Data items

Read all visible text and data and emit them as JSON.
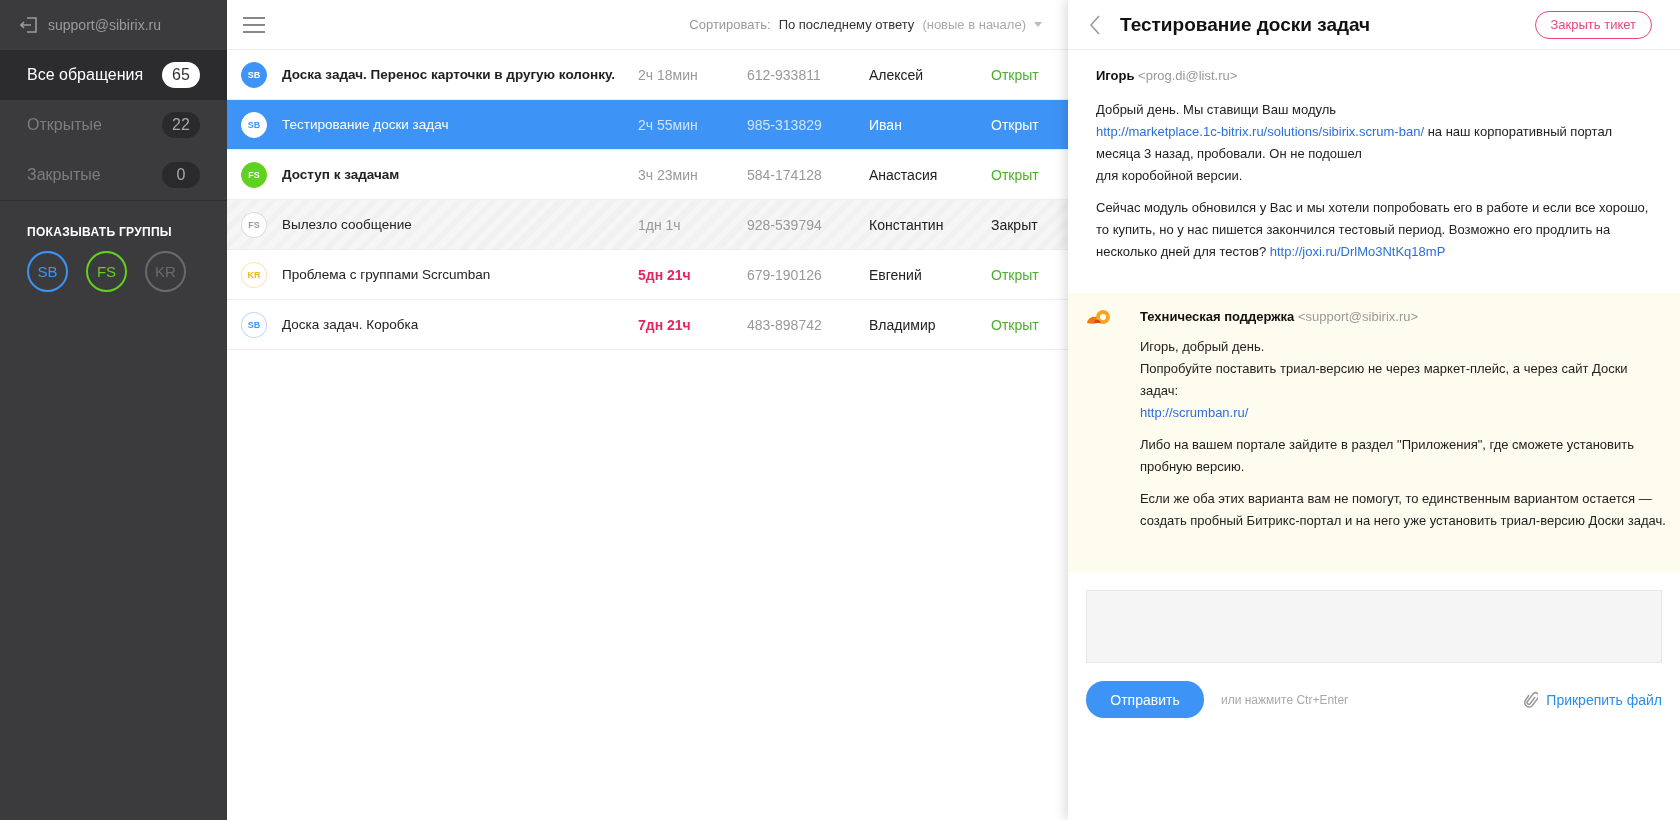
{
  "account": {
    "email": "support@sibirix.ru"
  },
  "nav": [
    {
      "label": "Все обращения",
      "count": "65",
      "selected": true
    },
    {
      "label": "Открытые",
      "count": "22",
      "selected": false
    },
    {
      "label": "Закрытые",
      "count": "0",
      "selected": false
    }
  ],
  "groups": {
    "title": "ПОКАЗЫВАТЬ ГРУППЫ",
    "items": [
      {
        "label": "SB",
        "color": "#3d94f6"
      },
      {
        "label": "FS",
        "color": "#5fd11f"
      },
      {
        "label": "KR",
        "color": "#6a6a6c"
      }
    ]
  },
  "sort": {
    "label": "Сортировать:",
    "value": "По последнему ответу",
    "hint": "(новые в начале)"
  },
  "tickets": [
    {
      "group": "SB",
      "color": "#3d94f6",
      "title": "Доска задач. Перенос карточки в другую колонку.",
      "age": "2ч 18мин",
      "phone": "612-933811",
      "client": "Алексей",
      "status": "Открыт",
      "unread": true,
      "selected": false,
      "closed": false,
      "overdue": false
    },
    {
      "group": "SB",
      "color": "#3d94f6",
      "title": "Тестирование доски задач",
      "age": "2ч 55мин",
      "phone": "985-313829",
      "client": "Иван",
      "status": "Открыт",
      "unread": false,
      "selected": true,
      "closed": false,
      "overdue": false
    },
    {
      "group": "FS",
      "color": "#5fd11f",
      "title": "Доступ к задачам",
      "age": "3ч 23мин",
      "phone": "584-174128",
      "client": "Анастасия",
      "status": "Открыт",
      "unread": true,
      "selected": false,
      "closed": false,
      "overdue": false
    },
    {
      "group": "FS",
      "color": "#9a9a9a",
      "title": "Вылезло сообщение",
      "age": "1дн 1ч",
      "phone": "928-539794",
      "client": "Константин",
      "status": "Закрыт",
      "unread": false,
      "selected": false,
      "closed": true,
      "overdue": false
    },
    {
      "group": "KR",
      "color": "#f2b51c",
      "title": "Проблема с группами Scrcumban",
      "age": "5дн 21ч",
      "phone": "679-190126",
      "client": "Евгений",
      "status": "Открыт",
      "unread": false,
      "selected": false,
      "closed": false,
      "overdue": true
    },
    {
      "group": "SB",
      "color": "#3d94f6",
      "title": "Доска задач. Коробка",
      "age": "7дн 21ч",
      "phone": "483-898742",
      "client": "Владимир",
      "status": "Открыт",
      "unread": false,
      "selected": false,
      "closed": false,
      "overdue": true
    }
  ],
  "detail": {
    "title": "Тестирование доски задач",
    "close_button": "Закрыть тикет",
    "messages": [
      {
        "kind": "client",
        "author": "Игорь",
        "email": "<prog.di@list.ru>",
        "paragraphs": [
          [
            {
              "kind": "text",
              "text": "Добрый день. Мы ставищи Ваш модуль "
            },
            {
              "kind": "link",
              "text": "http://marketplace.1c-bitrix.ru/solutions/sibirix.scrum-ban/"
            },
            {
              "kind": "text",
              "text": " на наш корпоративный портал месяца 3 назад, пробовали. Он не подошел"
            },
            {
              "kind": "break"
            },
            {
              "kind": "text",
              "text": "для коробойной версии."
            }
          ],
          [
            {
              "kind": "text",
              "text": "Сейчас модуль обновился у Вас и мы хотели попробовать его в работе и если все хорошо, то купить, но у нас пишется закончился тестовый период. Возможно его продлить на несколько дней для тестов? "
            },
            {
              "kind": "link",
              "text": "http://joxi.ru/DrlMo3NtKq18mP"
            }
          ]
        ]
      },
      {
        "kind": "support",
        "author": "Техническая поддержка",
        "email": "<support@sibirix.ru>",
        "paragraphs": [
          [
            {
              "kind": "text",
              "text": "Игорь, добрый день."
            },
            {
              "kind": "break"
            },
            {
              "kind": "text",
              "text": "Попробуйте поставить триал-версию не через маркет-плейс, а через сайт Доски задач:"
            },
            {
              "kind": "break"
            },
            {
              "kind": "link",
              "text": "http://scrumban.ru/"
            }
          ],
          [
            {
              "kind": "text",
              "text": "Либо на вашем портале зайдите в раздел \"Приложения\", где сможете установить пробную версию."
            }
          ],
          [
            {
              "kind": "text",
              "text": "Если же оба этих варианта вам не помогут, то единственным вариантом остается — создать пробный Битрикс-портал и на него уже установить триал-версию Доски задач."
            }
          ]
        ]
      }
    ],
    "reply": {
      "send_button": "Отправить",
      "hint": "или нажмите Ctr+Enter",
      "attach": "Прикрепить файл"
    }
  }
}
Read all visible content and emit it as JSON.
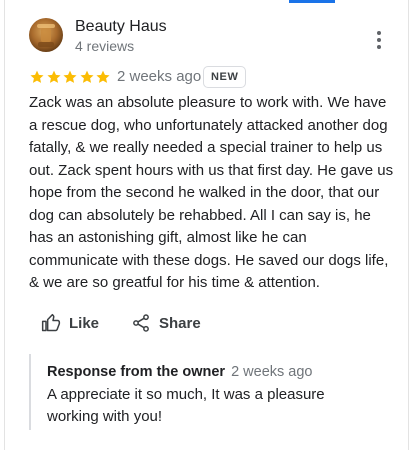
{
  "reviewer": {
    "name": "Beauty Haus",
    "reviews_count": "4 reviews",
    "avatar": "avatar-photo"
  },
  "review": {
    "rating": 5,
    "rating_max": 5,
    "date": "2 weeks ago",
    "badge": "NEW",
    "text": "Zack was an absolute pleasure to work with. We have a rescue dog, who unfortunately attacked another dog fatally, & we really needed a special trainer to help us out. Zack spent hours with us that first day. He gave us hope from the second he walked in the door, that our dog can absolutely be rehabbed. All I can say is, he has an astonishing gift, almost like he can communicate with these dogs. He saved our dogs life, & we are so greatful for his time & attention."
  },
  "actions": {
    "like_label": "Like",
    "like_icon": "thumbs-up-icon",
    "share_label": "Share",
    "share_icon": "share-icon",
    "menu_icon": "more-vert-icon"
  },
  "owner_response": {
    "title": "Response from the owner",
    "date": "2 weeks ago",
    "text": "A appreciate it so much, It was a pleasure working with you!"
  },
  "colors": {
    "star": "#fbbc04",
    "accent": "#1a73e8",
    "secondary_text": "#70757a"
  }
}
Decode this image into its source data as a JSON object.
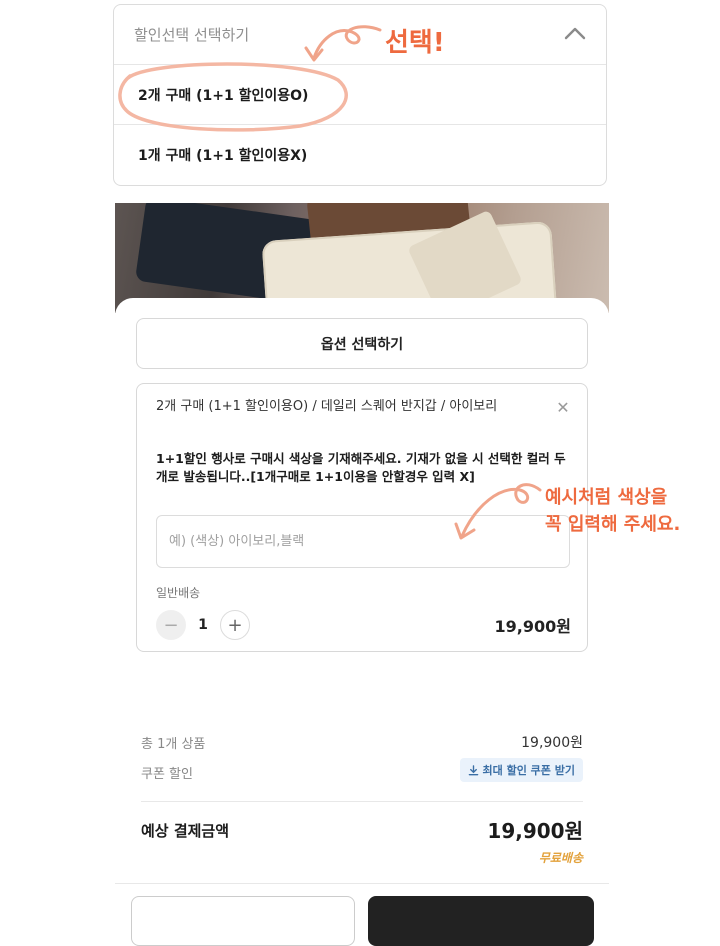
{
  "dropdown": {
    "placeholder": "할인선택 선택하기",
    "items": [
      {
        "label": "2개 구매 (1+1 할인이용O)"
      },
      {
        "label": "1개 구매 (1+1 할인이용X)"
      }
    ]
  },
  "sheet": {
    "option_button_label": "옵션 선택하기",
    "option": {
      "title": "2개 구매 (1+1 할인이용O) / 데일리 스퀘어 반지갑 / 아이보리",
      "notice": "1+1할인 행사로 구매시 색상을 기재해주세요. 기재가 없을 시 선택한 컬러 두개로 발송됩니다..[1개구매로 1+1이용을 안할경우 입력 X]",
      "input_placeholder": "예) (색상) 아이보리,블랙",
      "input_value": "",
      "shipping_label": "일반배송",
      "quantity": "1",
      "price": "19,900원"
    }
  },
  "summary": {
    "total_items_label": "총 1개 상품",
    "total_items_value": "19,900원",
    "coupon_label": "쿠폰 할인",
    "coupon_button": "최대 할인 쿠폰 받기",
    "expected_label": "예상 결제금액",
    "expected_value": "19,900원",
    "free_shipping": "무료배송"
  },
  "annotations": {
    "select_text": "선택!",
    "example_line1": "예시처럼  색상을",
    "example_line2": "꼭 입력해 주세요."
  },
  "colors": {
    "annotation": "#ee6a3f",
    "free_shipping": "#e3a23c",
    "coupon_text": "#3a6ea5",
    "primary_button": "#222222"
  }
}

What you need to do => Copy out all the data exactly; skip the pictures.

Full solution =>
Read all visible text and data and emit them as JSON.
{
  "account": {
    "email": "support@sibirix.ru"
  },
  "nav": [
    {
      "label": "Все обращения",
      "count": "65",
      "selected": true
    },
    {
      "label": "Открытые",
      "count": "22",
      "selected": false
    },
    {
      "label": "Закрытые",
      "count": "0",
      "selected": false
    }
  ],
  "groups": {
    "title": "ПОКАЗЫВАТЬ ГРУППЫ",
    "items": [
      {
        "label": "SB",
        "color": "#3d94f6"
      },
      {
        "label": "FS",
        "color": "#5fd11f"
      },
      {
        "label": "KR",
        "color": "#6a6a6c"
      }
    ]
  },
  "sort": {
    "label": "Сортировать:",
    "value": "По последнему ответу",
    "hint": "(новые в начале)"
  },
  "tickets": [
    {
      "group": "SB",
      "color": "#3d94f6",
      "title": "Доска задач. Перенос карточки в другую колонку.",
      "age": "2ч 18мин",
      "phone": "612-933811",
      "client": "Алексей",
      "status": "Открыт",
      "unread": true,
      "selected": false,
      "closed": false,
      "overdue": false
    },
    {
      "group": "SB",
      "color": "#3d94f6",
      "title": "Тестирование доски задач",
      "age": "2ч 55мин",
      "phone": "985-313829",
      "client": "Иван",
      "status": "Открыт",
      "unread": false,
      "selected": true,
      "closed": false,
      "overdue": false
    },
    {
      "group": "FS",
      "color": "#5fd11f",
      "title": "Доступ к задачам",
      "age": "3ч 23мин",
      "phone": "584-174128",
      "client": "Анастасия",
      "status": "Открыт",
      "unread": true,
      "selected": false,
      "closed": false,
      "overdue": false
    },
    {
      "group": "FS",
      "color": "#9a9a9a",
      "title": "Вылезло сообщение",
      "age": "1дн 1ч",
      "phone": "928-539794",
      "client": "Константин",
      "status": "Закрыт",
      "unread": false,
      "selected": false,
      "closed": true,
      "overdue": false
    },
    {
      "group": "KR",
      "color": "#f2b51c",
      "title": "Проблема с группами Scrcumban",
      "age": "5дн 21ч",
      "phone": "679-190126",
      "client": "Евгений",
      "status": "Открыт",
      "unread": false,
      "selected": false,
      "closed": false,
      "overdue": true
    },
    {
      "group": "SB",
      "color": "#3d94f6",
      "title": "Доска задач. Коробка",
      "age": "7дн 21ч",
      "phone": "483-898742",
      "client": "Владимир",
      "status": "Открыт",
      "unread": false,
      "selected": false,
      "closed": false,
      "overdue": true
    }
  ],
  "detail": {
    "title": "Тестирование доски задач",
    "close_button": "Закрыть тикет",
    "messages": [
      {
        "kind": "client",
        "author": "Игорь",
        "email": "<prog.di@list.ru>",
        "paragraphs": [
          [
            {
              "kind": "text",
              "text": "Добрый день. Мы ставищи Ваш модуль "
            },
            {
              "kind": "link",
              "text": "http://marketplace.1c-bitrix.ru/solutions/sibirix.scrum-ban/"
            },
            {
              "kind": "text",
              "text": " на наш корпоративный портал месяца 3 назад, пробовали. Он не подошел"
            },
            {
              "kind": "break"
            },
            {
              "kind": "text",
              "text": "для коробойной версии."
            }
          ],
          [
            {
              "kind": "text",
              "text": "Сейчас модуль обновился у Вас и мы хотели попробовать его в работе и если все хорошо, то купить, но у нас пишется закончился тестовый период. Возможно его продлить на несколько дней для тестов? "
            },
            {
              "kind": "link",
              "text": "http://joxi.ru/DrlMo3NtKq18mP"
            }
          ]
        ]
      },
      {
        "kind": "support",
        "author": "Техническая поддержка",
        "email": "<support@sibirix.ru>",
        "paragraphs": [
          [
            {
              "kind": "text",
              "text": "Игорь, добрый день."
            },
            {
              "kind": "break"
            },
            {
              "kind": "text",
              "text": "Попробуйте поставить триал-версию не через маркет-плейс, а через сайт Доски задач:"
            },
            {
              "kind": "break"
            },
            {
              "kind": "link",
              "text": "http://scrumban.ru/"
            }
          ],
          [
            {
              "kind": "text",
              "text": "Либо на вашем портале зайдите в раздел \"Приложения\", где сможете установить пробную версию."
            }
          ],
          [
            {
              "kind": "text",
              "text": "Если же оба этих варианта вам не помогут, то единственным вариантом остается — создать пробный Битрикс-портал и на него уже установить триал-версию Доски задач."
            }
          ]
        ]
      }
    ],
    "reply": {
      "send_button": "Отправить",
      "hint": "или нажмите Ctr+Enter",
      "attach": "Прикрепить файл"
    }
  }
}
Read all visible content and emit it as JSON.
{
  "reviewer": {
    "name": "Beauty Haus",
    "reviews_count": "4 reviews",
    "avatar": "avatar-photo"
  },
  "review": {
    "rating": 5,
    "rating_max": 5,
    "date": "2 weeks ago",
    "badge": "NEW",
    "text": "Zack was an absolute pleasure to work with. We have a rescue dog, who unfortunately attacked another dog fatally, & we really needed a special trainer to help us out. Zack spent hours with us that first day. He gave us hope from the second he walked in the door, that our dog can absolutely be rehabbed. All I can say is, he has an astonishing gift, almost like he can communicate with these dogs. He saved our dogs life, & we are so greatful for his time & attention."
  },
  "actions": {
    "like_label": "Like",
    "like_icon": "thumbs-up-icon",
    "share_label": "Share",
    "share_icon": "share-icon",
    "menu_icon": "more-vert-icon"
  },
  "owner_response": {
    "title": "Response from the owner",
    "date": "2 weeks ago",
    "text": "A appreciate it so much, It was a pleasure working with you!"
  },
  "colors": {
    "star": "#fbbc04",
    "accent": "#1a73e8",
    "secondary_text": "#70757a"
  }
}
Decode this image into its source data as a JSON object.
{
  "dropdown": {
    "placeholder": "할인선택 선택하기",
    "items": [
      {
        "label": "2개 구매 (1+1 할인이용O)"
      },
      {
        "label": "1개 구매 (1+1 할인이용X)"
      }
    ]
  },
  "sheet": {
    "option_button_label": "옵션 선택하기",
    "option": {
      "title": "2개 구매 (1+1 할인이용O) / 데일리 스퀘어 반지갑 / 아이보리",
      "notice": "1+1할인 행사로 구매시 색상을 기재해주세요. 기재가 없을 시 선택한 컬러 두개로 발송됩니다..[1개구매로 1+1이용을 안할경우 입력 X]",
      "input_placeholder": "예) (색상) 아이보리,블랙",
      "input_value": "",
      "shipping_label": "일반배송",
      "quantity": "1",
      "price": "19,900원"
    }
  },
  "summary": {
    "total_items_label": "총 1개 상품",
    "total_items_value": "19,900원",
    "coupon_label": "쿠폰 할인",
    "coupon_button": "최대 할인 쿠폰 받기",
    "expected_label": "예상 결제금액",
    "expected_value": "19,900원",
    "free_shipping": "무료배송"
  },
  "annotations": {
    "select_text": "선택!",
    "example_line1": "예시처럼  색상을",
    "example_line2": "꼭 입력해 주세요."
  },
  "colors": {
    "annotation": "#ee6a3f",
    "free_shipping": "#e3a23c",
    "coupon_text": "#3a6ea5",
    "primary_button": "#222222"
  }
}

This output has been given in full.